* [YOUR INSTRUCTIONS] Wherever "Alert" appears in a line, copy that line.

* [Data entries]
* START *

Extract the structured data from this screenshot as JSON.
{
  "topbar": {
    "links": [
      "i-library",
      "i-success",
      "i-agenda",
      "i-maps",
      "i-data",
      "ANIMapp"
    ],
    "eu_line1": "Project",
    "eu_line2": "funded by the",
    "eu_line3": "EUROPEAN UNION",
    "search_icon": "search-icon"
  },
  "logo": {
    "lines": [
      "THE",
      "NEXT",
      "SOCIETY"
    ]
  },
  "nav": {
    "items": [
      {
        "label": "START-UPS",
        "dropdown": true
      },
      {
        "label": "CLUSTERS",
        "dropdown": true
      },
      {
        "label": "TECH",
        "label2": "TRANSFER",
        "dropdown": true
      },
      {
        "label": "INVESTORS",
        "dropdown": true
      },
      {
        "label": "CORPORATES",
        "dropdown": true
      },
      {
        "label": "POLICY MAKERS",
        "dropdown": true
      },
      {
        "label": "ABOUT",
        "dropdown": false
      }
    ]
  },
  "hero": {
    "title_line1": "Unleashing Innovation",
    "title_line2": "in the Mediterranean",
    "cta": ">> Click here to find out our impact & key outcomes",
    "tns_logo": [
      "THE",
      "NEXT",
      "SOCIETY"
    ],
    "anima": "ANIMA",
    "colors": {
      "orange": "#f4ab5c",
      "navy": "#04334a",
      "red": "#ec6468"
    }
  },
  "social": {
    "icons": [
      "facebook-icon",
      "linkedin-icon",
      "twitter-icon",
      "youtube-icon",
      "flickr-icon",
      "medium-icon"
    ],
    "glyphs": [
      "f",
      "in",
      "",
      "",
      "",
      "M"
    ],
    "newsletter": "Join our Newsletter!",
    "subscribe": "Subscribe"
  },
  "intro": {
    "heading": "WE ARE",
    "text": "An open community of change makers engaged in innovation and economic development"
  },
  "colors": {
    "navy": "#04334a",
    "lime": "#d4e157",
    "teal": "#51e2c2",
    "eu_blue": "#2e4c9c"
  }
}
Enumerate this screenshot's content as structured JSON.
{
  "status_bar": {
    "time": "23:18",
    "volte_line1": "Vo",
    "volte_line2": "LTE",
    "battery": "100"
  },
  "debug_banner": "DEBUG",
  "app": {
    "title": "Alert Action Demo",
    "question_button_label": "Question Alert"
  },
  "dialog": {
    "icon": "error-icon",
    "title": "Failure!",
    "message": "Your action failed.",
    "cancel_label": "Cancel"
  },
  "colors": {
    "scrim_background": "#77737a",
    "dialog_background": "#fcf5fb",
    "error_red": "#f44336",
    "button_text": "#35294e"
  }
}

* END *

* [FULL RESPONSE]
    "title": "Alert Action Demo",
    "question_button_label": "Question Alert"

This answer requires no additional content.